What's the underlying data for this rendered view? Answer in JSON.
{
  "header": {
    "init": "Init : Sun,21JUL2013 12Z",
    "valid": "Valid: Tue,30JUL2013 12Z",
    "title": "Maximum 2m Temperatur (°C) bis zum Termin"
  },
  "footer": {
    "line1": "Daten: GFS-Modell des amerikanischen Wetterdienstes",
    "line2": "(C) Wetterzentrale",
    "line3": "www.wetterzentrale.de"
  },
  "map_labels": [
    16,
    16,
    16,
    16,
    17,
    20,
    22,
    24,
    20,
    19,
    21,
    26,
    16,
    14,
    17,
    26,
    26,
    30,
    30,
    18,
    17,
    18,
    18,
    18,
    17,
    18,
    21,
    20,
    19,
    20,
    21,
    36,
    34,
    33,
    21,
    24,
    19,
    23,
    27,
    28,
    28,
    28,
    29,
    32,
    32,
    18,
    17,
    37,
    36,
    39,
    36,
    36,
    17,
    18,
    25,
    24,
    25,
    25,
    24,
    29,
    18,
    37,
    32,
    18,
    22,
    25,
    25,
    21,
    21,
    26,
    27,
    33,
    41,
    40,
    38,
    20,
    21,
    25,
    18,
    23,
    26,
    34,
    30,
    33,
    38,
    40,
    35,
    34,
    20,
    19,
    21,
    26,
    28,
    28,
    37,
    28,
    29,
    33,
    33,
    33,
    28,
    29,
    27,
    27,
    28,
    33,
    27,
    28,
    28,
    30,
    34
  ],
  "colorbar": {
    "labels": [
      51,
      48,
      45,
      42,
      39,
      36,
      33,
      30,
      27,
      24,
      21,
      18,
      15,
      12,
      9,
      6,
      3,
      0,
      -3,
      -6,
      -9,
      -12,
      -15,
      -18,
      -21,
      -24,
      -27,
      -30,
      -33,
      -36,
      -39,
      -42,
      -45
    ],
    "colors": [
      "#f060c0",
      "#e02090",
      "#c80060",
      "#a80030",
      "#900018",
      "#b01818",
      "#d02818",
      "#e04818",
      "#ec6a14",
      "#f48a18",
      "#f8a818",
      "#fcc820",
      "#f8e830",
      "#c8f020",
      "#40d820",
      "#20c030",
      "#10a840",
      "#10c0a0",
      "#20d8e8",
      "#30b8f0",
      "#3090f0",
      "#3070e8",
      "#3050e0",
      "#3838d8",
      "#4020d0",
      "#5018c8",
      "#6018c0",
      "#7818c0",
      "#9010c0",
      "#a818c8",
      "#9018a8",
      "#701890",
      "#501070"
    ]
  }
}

______

Each record above must be given again exactly.

What's the underlying data for this rendered view? Answer in JSON.
{
  "header": {
    "init": "Init : Sun,21JUL2013 12Z",
    "valid": "Valid: Tue,30JUL2013 12Z",
    "title": "Maximum 2m Temperatur (°C) bis zum Termin"
  },
  "footer": {
    "line1": "Daten: GFS-Modell des amerikanischen Wetterdienstes",
    "line2": "(C) Wetterzentrale",
    "line3": "www.wetterzentrale.de"
  },
  "map_labels": [
    16,
    16,
    16,
    16,
    17,
    20,
    22,
    24,
    20,
    19,
    21,
    26,
    16,
    14,
    17,
    26,
    26,
    30,
    30,
    18,
    17,
    18,
    18,
    18,
    17,
    18,
    21,
    20,
    19,
    20,
    21,
    36,
    34,
    33,
    21,
    24,
    19,
    23,
    27,
    28,
    28,
    28,
    29,
    32,
    32,
    18,
    17,
    37,
    36,
    39,
    36,
    36,
    17,
    18,
    25,
    24,
    25,
    25,
    24,
    29,
    18,
    37,
    32,
    18,
    22,
    25,
    25,
    21,
    21,
    26,
    27,
    33,
    41,
    40,
    38,
    20,
    21,
    25,
    18,
    23,
    26,
    34,
    30,
    33,
    38,
    40,
    35,
    34,
    20,
    19,
    21,
    26,
    28,
    28,
    37,
    28,
    29,
    33,
    33,
    33,
    28,
    29,
    27,
    27,
    28,
    33,
    27,
    28,
    28,
    30,
    34
  ],
  "colorbar": {
    "labels": [
      51,
      48,
      45,
      42,
      39,
      36,
      33,
      30,
      27,
      24,
      21,
      18,
      15,
      12,
      9,
      6,
      3,
      0,
      -3,
      -6,
      -9,
      -12,
      -15,
      -18,
      -21,
      -24,
      -27,
      -30,
      -33,
      -36,
      -39,
      -42,
      -45
    ],
    "colors": [
      "#f060c0",
      "#e02090",
      "#c80060",
      "#a80030",
      "#900018",
      "#b01818",
      "#d02818",
      "#e04818",
      "#ec6a14",
      "#f48a18",
      "#f8a818",
      "#fcc820",
      "#f8e830",
      "#c8f020",
      "#40d820",
      "#20c030",
      "#10a840",
      "#10c0a0",
      "#20d8e8",
      "#30b8f0",
      "#3090f0",
      "#3070e8",
      "#3050e0",
      "#3838d8",
      "#4020d0",
      "#5018c8",
      "#6018c0",
      "#7818c0",
      "#9010c0",
      "#a818c8",
      "#9018a8",
      "#701890",
      "#501070"
    ]
  }
}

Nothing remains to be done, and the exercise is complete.